• **YOUR GOAL**:
Where a line in the listing below contains the word "iones", copy that line.

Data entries
────────

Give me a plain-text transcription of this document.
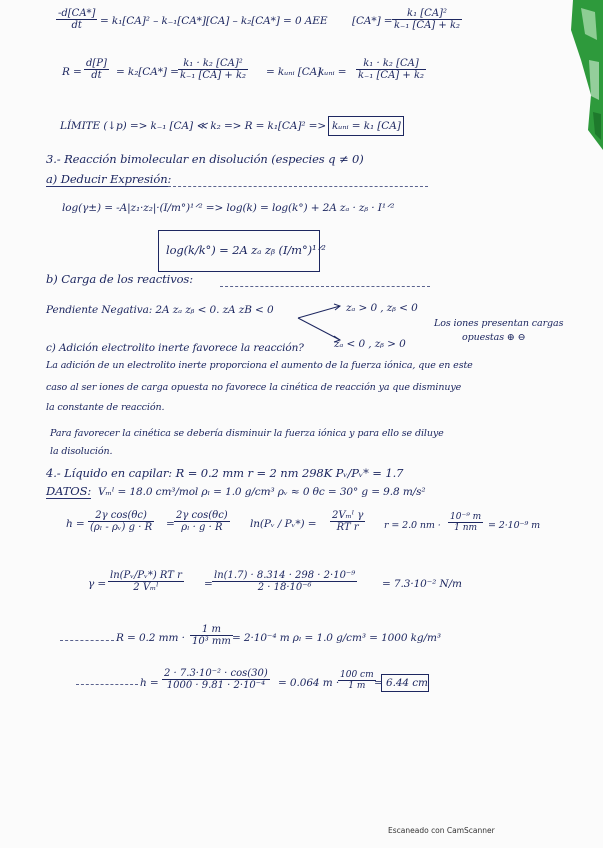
$\frac{-d[CA*]}{dt} = k_1[CA]^2 - k_{-1}[CA*][CA] - k_2[CA*] = 0$ AEE $[CA*] = \frac{\text{k₁ [CA]²}}{\text{k₋₁ [CA] + k₂}}$
$R = \frac{d[P]}{dt} = k_2[CA*] = \frac{\text{k₁ · k₂ [CA]²}}{\text{k₋₁ [CA] + k₂}}$ = kᵤₙᵢ [CA]
kᵤₙᵢ = $\frac{\text{k₁ · k₂ [CA]}}{\text{k₋₁ [CA] + k₂}}$
LÍMITE (↓p) => k₋₁ [CA] ≪ k₂ => R = k₁[CA]² => kᵤₙᵢ = k₁ [CA]
3.- Reacción bimolecular en disolución (especies q ≠ 0)
a) Deducir Expresión:
log(γ±) = -A|z₁·z₂|·(I/m°)¹ᐟ² => log(k) = log(k°) + 2A zₐ · zᵦ · I¹ᐟ²
log(k/k°) = 2A zₐ zᵦ (I/m°)¹ᐟ²
b) Carga de los reactivos:
Pendiente Negativa: 2A zₐ zᵦ < 0. zA zB < 0	zₐ > 0 , zᵦ < 0
zₐ < 0 , zᵦ > 0
Los iones presentan cargas
opuestas ⊕ ⊖
c) Adición electrolito inerte favorece la reacción?
La adición de un electrolito inerte proporciona el aumento de la fuerza iónica, que en este
caso al ser iones de carga opuesta no favorece la cinética de reacción ya que disminuye
la constante de reacción.
Para favorecer la cinética se debería disminuir la fuerza iónica y para ello se diluye
la disolución.
4.- Líquido en capilar: R = 0.2 mm r = 2 nm 298K Pᵥ/Pᵥ* = 1.7
DATOS: Vₘˡ = 18.0 cm³/mol ρₗ = 1.0 g/cm³ ρᵥ ≈ 0 θc = 30° g = 9.8 m/s²
$h = \frac{\text{2γ cos(θc)}}{\text{(ρₗ - ρᵥ) g · R}} = \frac{\text{2γ cos(θc)}}{\text{ρₗ · g · R}}$ ln(Pᵥ / Pᵥ*) =
2Vₘˡ γ
RT r	r = 2.0 nm · $\frac{\text{10⁻⁹ m}}{1 nm} = 2\cdot 10^{-9}$ m
γ =
ln(Pᵥ/Pᵥ*) RT r
2 Vₘˡ	= $\frac{\text{ln(1.7) · 8.314 · 298 · 2·10⁻⁹}}{\text{2 · 18·10⁻⁶}} = 7.3\cdot 10^{-2}$ N/m
R = 0.2 mm · $\frac{1 m}{\text{10³ mm}} = 2\cdot 10^{-4}$ m ρₗ = 1.0 g/cm³ = 1000 kg/m³
$h = \frac{\text{2 · 7.3·10⁻² · cos(30)}}{\text{1000 · 9.81 · 2·10⁻⁴}} = 0.064$ m ·
$\frac{100 cm}{1 m}$
= 6.44 cm
Escaneado con CamScanner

────────

• **SOLUTION**:
Los iones presentan cargas
caso al ser iones de carga opuesta no favorece la cinética de reacción ya que disminuye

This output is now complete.